━━ PROVIDED RECORDS ━━

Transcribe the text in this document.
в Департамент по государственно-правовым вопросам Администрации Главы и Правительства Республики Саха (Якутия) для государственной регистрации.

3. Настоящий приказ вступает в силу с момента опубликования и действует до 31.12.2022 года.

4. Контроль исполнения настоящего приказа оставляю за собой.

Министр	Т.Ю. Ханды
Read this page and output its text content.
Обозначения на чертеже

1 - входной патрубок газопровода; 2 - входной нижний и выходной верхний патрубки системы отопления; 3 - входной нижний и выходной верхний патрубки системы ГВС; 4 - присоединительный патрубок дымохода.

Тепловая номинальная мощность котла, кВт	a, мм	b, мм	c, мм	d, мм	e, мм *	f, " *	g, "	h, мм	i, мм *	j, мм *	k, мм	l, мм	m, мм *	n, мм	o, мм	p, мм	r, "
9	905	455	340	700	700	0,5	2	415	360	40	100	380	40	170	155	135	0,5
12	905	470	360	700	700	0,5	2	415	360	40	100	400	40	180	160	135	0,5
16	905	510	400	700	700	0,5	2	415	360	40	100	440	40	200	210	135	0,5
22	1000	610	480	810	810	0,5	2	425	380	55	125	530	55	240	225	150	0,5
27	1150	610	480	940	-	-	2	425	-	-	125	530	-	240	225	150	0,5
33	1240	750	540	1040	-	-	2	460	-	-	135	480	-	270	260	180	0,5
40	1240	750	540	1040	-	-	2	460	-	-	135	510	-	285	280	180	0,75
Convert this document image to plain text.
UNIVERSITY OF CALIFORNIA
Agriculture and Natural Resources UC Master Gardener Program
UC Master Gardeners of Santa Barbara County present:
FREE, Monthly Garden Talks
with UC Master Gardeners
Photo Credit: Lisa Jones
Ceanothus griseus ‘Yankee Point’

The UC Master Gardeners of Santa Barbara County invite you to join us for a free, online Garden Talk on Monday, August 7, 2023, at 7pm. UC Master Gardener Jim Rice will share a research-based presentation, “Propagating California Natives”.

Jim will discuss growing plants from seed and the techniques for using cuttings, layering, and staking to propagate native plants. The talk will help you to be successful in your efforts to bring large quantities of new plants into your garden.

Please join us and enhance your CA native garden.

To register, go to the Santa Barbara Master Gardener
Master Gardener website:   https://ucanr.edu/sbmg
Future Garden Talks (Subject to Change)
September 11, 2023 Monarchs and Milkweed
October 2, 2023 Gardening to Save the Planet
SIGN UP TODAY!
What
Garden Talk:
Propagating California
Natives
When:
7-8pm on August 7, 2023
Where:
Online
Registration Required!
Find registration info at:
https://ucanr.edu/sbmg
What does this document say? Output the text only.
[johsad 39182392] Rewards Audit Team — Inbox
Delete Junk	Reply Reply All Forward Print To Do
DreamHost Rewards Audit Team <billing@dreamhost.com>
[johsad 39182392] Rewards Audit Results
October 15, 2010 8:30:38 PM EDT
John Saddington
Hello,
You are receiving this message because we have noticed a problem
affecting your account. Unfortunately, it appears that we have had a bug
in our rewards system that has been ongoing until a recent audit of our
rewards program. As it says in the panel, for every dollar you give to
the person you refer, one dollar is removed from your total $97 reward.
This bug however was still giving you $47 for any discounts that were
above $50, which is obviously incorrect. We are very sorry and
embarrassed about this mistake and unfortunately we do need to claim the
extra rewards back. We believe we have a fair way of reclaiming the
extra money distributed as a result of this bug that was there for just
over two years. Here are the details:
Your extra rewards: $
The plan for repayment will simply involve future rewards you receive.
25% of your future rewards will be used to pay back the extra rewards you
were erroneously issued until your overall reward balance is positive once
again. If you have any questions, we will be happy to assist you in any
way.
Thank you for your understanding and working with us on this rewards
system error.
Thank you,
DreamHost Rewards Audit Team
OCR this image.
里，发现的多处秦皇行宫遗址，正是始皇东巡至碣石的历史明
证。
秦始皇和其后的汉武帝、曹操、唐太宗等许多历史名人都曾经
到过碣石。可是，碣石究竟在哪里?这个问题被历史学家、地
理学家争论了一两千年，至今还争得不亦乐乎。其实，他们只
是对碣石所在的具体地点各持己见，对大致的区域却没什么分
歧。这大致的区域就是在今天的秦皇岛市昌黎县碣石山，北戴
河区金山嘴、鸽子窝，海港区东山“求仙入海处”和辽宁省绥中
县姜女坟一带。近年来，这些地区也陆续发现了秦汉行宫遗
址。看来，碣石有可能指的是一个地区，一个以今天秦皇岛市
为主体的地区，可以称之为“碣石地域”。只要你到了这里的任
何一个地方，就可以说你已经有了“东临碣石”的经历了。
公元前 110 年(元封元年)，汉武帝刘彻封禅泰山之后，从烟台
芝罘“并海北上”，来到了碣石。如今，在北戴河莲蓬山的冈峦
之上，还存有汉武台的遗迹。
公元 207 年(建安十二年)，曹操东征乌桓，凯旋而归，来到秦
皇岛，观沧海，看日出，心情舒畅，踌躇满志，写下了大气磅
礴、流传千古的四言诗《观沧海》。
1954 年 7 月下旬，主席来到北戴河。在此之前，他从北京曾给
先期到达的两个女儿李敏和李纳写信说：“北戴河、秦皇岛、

━━━

TASK DETAILS: Count how many lines in the data above hold the string "https", and give the number with no other words.

SOLUTION TO THE EXERCISE: 2